A run of records
☆ ☆ ☆ ☆ ☆ ☆ ☆

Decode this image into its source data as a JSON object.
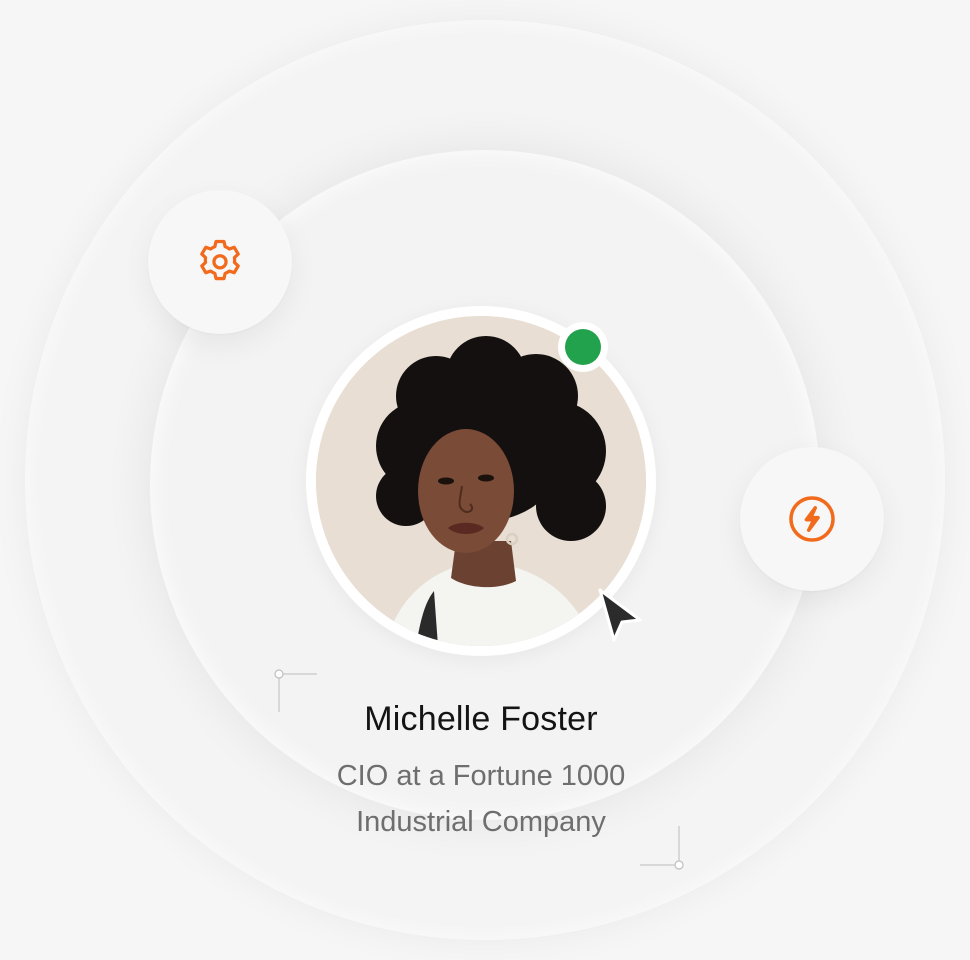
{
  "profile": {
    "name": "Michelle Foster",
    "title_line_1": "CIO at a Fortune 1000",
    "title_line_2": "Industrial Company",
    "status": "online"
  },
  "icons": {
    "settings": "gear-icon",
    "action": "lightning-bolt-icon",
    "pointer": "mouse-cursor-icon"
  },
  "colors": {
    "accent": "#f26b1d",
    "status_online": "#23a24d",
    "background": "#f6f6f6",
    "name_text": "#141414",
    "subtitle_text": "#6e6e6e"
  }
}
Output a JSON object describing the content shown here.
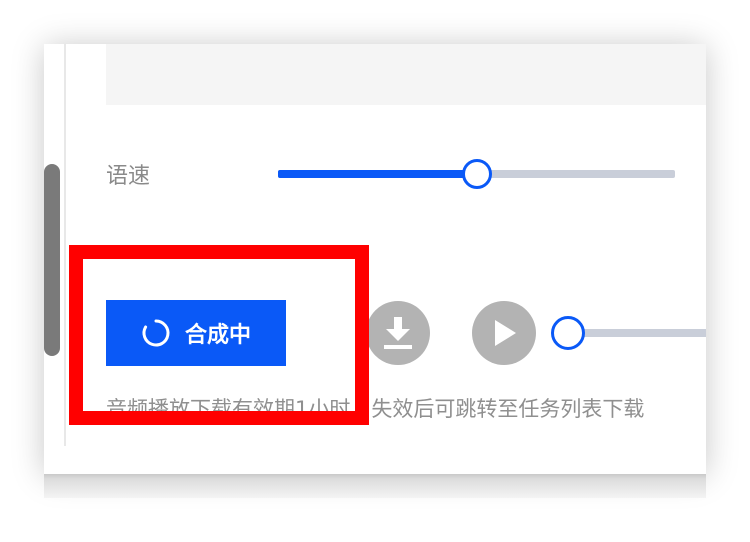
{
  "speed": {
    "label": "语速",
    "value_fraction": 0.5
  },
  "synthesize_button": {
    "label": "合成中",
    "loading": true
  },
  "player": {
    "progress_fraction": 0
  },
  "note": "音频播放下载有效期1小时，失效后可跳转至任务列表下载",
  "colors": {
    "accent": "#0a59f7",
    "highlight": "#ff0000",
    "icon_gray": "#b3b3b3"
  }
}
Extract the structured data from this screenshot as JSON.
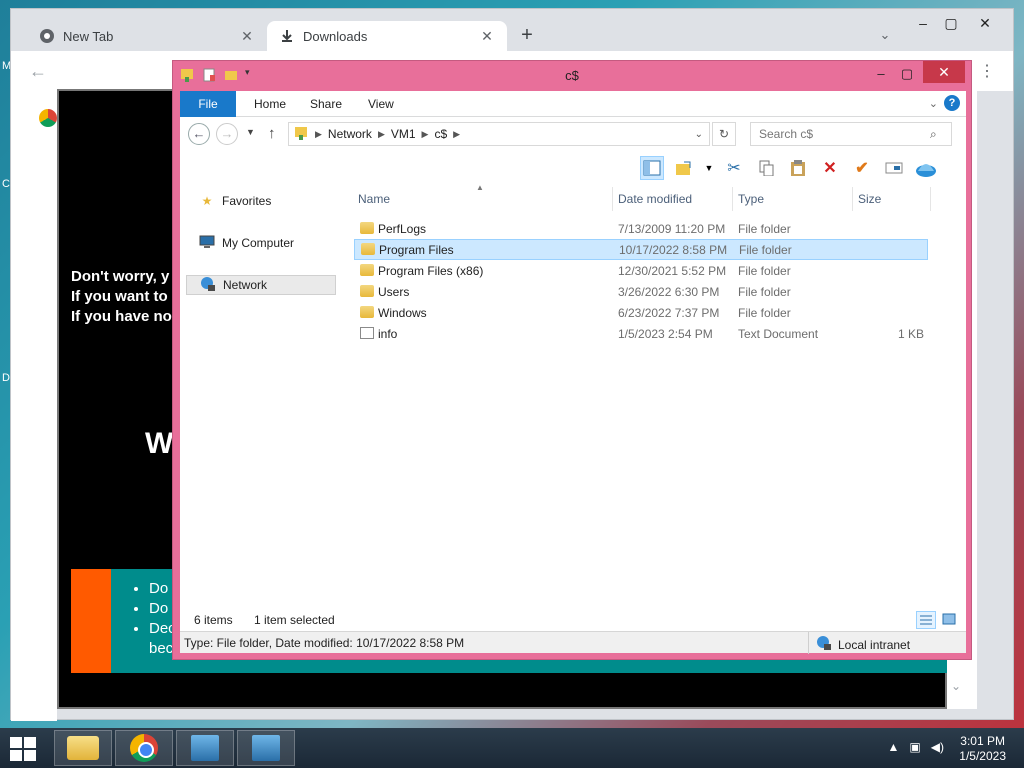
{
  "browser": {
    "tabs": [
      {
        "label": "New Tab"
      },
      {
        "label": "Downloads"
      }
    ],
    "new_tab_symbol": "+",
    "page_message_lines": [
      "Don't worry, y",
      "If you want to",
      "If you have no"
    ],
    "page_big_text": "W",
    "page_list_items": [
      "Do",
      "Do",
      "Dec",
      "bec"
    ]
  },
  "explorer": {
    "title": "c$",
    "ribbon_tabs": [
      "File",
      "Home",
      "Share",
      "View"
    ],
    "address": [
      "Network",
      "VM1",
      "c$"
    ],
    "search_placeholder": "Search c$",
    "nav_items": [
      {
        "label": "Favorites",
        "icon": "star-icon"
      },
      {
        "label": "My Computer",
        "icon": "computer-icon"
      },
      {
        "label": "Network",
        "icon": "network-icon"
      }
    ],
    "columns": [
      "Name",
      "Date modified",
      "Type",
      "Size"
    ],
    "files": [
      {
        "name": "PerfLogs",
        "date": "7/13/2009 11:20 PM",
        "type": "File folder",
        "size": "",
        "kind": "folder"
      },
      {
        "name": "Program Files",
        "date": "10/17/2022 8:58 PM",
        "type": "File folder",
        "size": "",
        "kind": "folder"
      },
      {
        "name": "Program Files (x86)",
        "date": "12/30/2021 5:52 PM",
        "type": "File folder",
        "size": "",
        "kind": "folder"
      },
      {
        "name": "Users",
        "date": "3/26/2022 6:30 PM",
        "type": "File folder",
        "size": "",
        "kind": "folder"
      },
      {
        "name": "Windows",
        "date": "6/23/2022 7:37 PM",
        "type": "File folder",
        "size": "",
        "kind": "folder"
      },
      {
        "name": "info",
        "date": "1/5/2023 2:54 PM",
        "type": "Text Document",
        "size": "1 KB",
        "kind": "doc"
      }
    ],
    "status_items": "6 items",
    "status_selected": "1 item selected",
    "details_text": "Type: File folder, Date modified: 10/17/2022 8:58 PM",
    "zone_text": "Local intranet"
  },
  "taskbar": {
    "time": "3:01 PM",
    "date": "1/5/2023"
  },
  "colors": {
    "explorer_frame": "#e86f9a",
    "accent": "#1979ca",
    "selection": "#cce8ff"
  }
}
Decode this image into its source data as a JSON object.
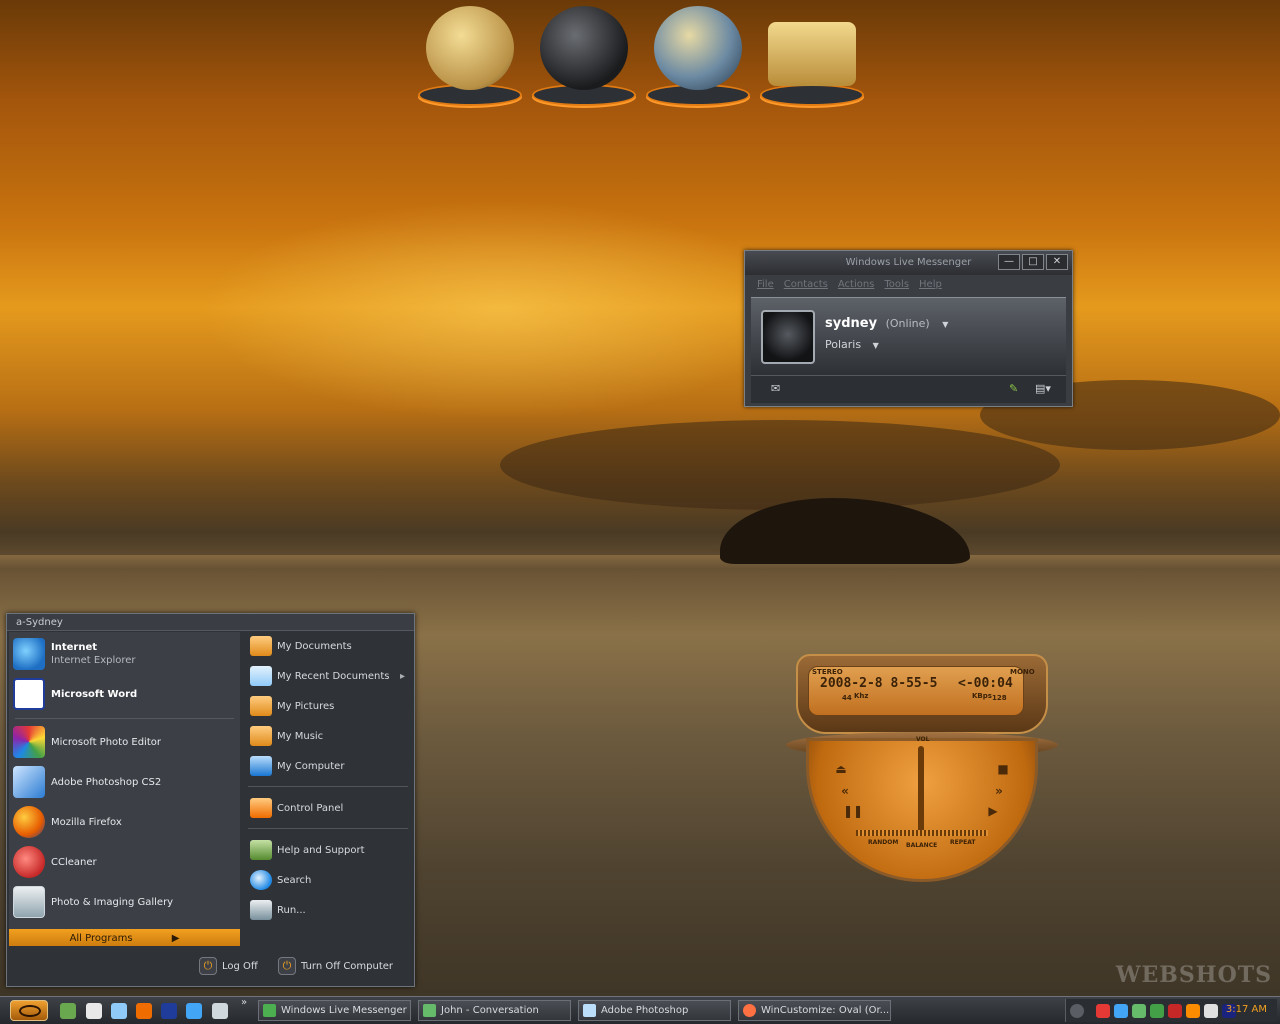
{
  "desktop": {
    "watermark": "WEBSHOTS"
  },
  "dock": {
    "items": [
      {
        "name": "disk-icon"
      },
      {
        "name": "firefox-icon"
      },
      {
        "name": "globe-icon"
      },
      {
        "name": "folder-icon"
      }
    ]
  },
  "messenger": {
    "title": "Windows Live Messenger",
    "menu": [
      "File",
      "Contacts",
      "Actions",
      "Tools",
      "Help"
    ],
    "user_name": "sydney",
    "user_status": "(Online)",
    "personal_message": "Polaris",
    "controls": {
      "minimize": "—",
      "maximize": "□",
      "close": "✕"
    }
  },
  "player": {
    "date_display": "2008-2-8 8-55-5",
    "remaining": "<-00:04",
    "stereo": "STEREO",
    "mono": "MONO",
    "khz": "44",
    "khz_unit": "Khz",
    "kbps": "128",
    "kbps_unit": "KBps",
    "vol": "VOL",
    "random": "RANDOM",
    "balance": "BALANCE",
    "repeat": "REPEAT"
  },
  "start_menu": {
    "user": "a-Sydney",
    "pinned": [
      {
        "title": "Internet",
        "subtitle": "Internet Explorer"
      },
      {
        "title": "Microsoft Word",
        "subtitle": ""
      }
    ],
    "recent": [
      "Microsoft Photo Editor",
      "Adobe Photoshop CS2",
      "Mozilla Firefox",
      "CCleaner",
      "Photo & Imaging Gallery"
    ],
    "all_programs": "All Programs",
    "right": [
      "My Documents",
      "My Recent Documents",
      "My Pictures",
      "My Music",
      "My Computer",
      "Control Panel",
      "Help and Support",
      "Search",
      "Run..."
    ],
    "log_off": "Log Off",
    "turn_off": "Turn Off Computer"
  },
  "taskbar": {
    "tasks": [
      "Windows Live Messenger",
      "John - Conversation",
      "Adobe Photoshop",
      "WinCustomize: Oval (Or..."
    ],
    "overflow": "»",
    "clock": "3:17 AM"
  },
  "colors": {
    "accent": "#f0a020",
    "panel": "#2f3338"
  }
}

☆ ☆ ☆ ☆ ☆ ☆ ☆

Request:
Set every line down exactly as written, leaving each picture out.

Reply:
Decode this image into its source data as a JSON object.
{
  "profile": {
    "name": "Michelle Foster",
    "title_line_1": "CIO at a Fortune 1000",
    "title_line_2": "Industrial Company",
    "status": "online"
  },
  "icons": {
    "settings": "gear-icon",
    "action": "lightning-bolt-icon",
    "pointer": "mouse-cursor-icon"
  },
  "colors": {
    "accent": "#f26b1d",
    "status_online": "#23a24d",
    "background": "#f6f6f6",
    "name_text": "#141414",
    "subtitle_text": "#6e6e6e"
  }
}
Output a JSON object describing the content shown here.
{
  "speed": {
    "label": "语速",
    "value_fraction": 0.5
  },
  "synthesize_button": {
    "label": "合成中",
    "loading": true
  },
  "player": {
    "progress_fraction": 0
  },
  "note": "音频播放下载有效期1小时，失效后可跳转至任务列表下载",
  "colors": {
    "accent": "#0a59f7",
    "highlight": "#ff0000",
    "icon_gray": "#b3b3b3"
  }
}
Extract the structured data from this screenshot as JSON.
{
  "browser": {
    "tabs": [
      {
        "label": "New Tab"
      },
      {
        "label": "Downloads"
      }
    ],
    "new_tab_symbol": "+",
    "page_message_lines": [
      "Don't worry, y",
      "If you want to",
      "If you have no"
    ],
    "page_big_text": "W",
    "page_list_items": [
      "Do",
      "Do",
      "Dec",
      "bec"
    ]
  },
  "explorer": {
    "title": "c$",
    "ribbon_tabs": [
      "File",
      "Home",
      "Share",
      "View"
    ],
    "address": [
      "Network",
      "VM1",
      "c$"
    ],
    "search_placeholder": "Search c$",
    "nav_items": [
      {
        "label": "Favorites",
        "icon": "star-icon"
      },
      {
        "label": "My Computer",
        "icon": "computer-icon"
      },
      {
        "label": "Network",
        "icon": "network-icon"
      }
    ],
    "columns": [
      "Name",
      "Date modified",
      "Type",
      "Size"
    ],
    "files": [
      {
        "name": "PerfLogs",
        "date": "7/13/2009 11:20 PM",
        "type": "File folder",
        "size": "",
        "kind": "folder"
      },
      {
        "name": "Program Files",
        "date": "10/17/2022 8:58 PM",
        "type": "File folder",
        "size": "",
        "kind": "folder"
      },
      {
        "name": "Program Files (x86)",
        "date": "12/30/2021 5:52 PM",
        "type": "File folder",
        "size": "",
        "kind": "folder"
      },
      {
        "name": "Users",
        "date": "3/26/2022 6:30 PM",
        "type": "File folder",
        "size": "",
        "kind": "folder"
      },
      {
        "name": "Windows",
        "date": "6/23/2022 7:37 PM",
        "type": "File folder",
        "size": "",
        "kind": "folder"
      },
      {
        "name": "info",
        "date": "1/5/2023 2:54 PM",
        "type": "Text Document",
        "size": "1 KB",
        "kind": "doc"
      }
    ],
    "status_items": "6 items",
    "status_selected": "1 item selected",
    "details_text": "Type: File folder, Date modified: 10/17/2022 8:58 PM",
    "zone_text": "Local intranet"
  },
  "taskbar": {
    "time": "3:01 PM",
    "date": "1/5/2023"
  },
  "colors": {
    "explorer_frame": "#e86f9a",
    "accent": "#1979ca",
    "selection": "#cce8ff"
  }
}
Decode this image into its source data as a JSON object.
{
  "desktop": {
    "watermark": "WEBSHOTS"
  },
  "dock": {
    "items": [
      {
        "name": "disk-icon"
      },
      {
        "name": "firefox-icon"
      },
      {
        "name": "globe-icon"
      },
      {
        "name": "folder-icon"
      }
    ]
  },
  "messenger": {
    "title": "Windows Live Messenger",
    "menu": [
      "File",
      "Contacts",
      "Actions",
      "Tools",
      "Help"
    ],
    "user_name": "sydney",
    "user_status": "(Online)",
    "personal_message": "Polaris",
    "controls": {
      "minimize": "—",
      "maximize": "□",
      "close": "✕"
    }
  },
  "player": {
    "date_display": "2008-2-8 8-55-5",
    "remaining": "<-00:04",
    "stereo": "STEREO",
    "mono": "MONO",
    "khz": "44",
    "khz_unit": "Khz",
    "kbps": "128",
    "kbps_unit": "KBps",
    "vol": "VOL",
    "random": "RANDOM",
    "balance": "BALANCE",
    "repeat": "REPEAT"
  },
  "start_menu": {
    "user": "a-Sydney",
    "pinned": [
      {
        "title": "Internet",
        "subtitle": "Internet Explorer"
      },
      {
        "title": "Microsoft Word",
        "subtitle": ""
      }
    ],
    "recent": [
      "Microsoft Photo Editor",
      "Adobe Photoshop CS2",
      "Mozilla Firefox",
      "CCleaner",
      "Photo & Imaging Gallery"
    ],
    "all_programs": "All Programs",
    "right": [
      "My Documents",
      "My Recent Documents",
      "My Pictures",
      "My Music",
      "My Computer",
      "Control Panel",
      "Help and Support",
      "Search",
      "Run..."
    ],
    "log_off": "Log Off",
    "turn_off": "Turn Off Computer"
  },
  "taskbar": {
    "tasks": [
      "Windows Live Messenger",
      "John - Conversation",
      "Adobe Photoshop",
      "WinCustomize: Oval (Or..."
    ],
    "overflow": "»",
    "clock": "3:17 AM"
  },
  "colors": {
    "accent": "#f0a020",
    "panel": "#2f3338"
  }
}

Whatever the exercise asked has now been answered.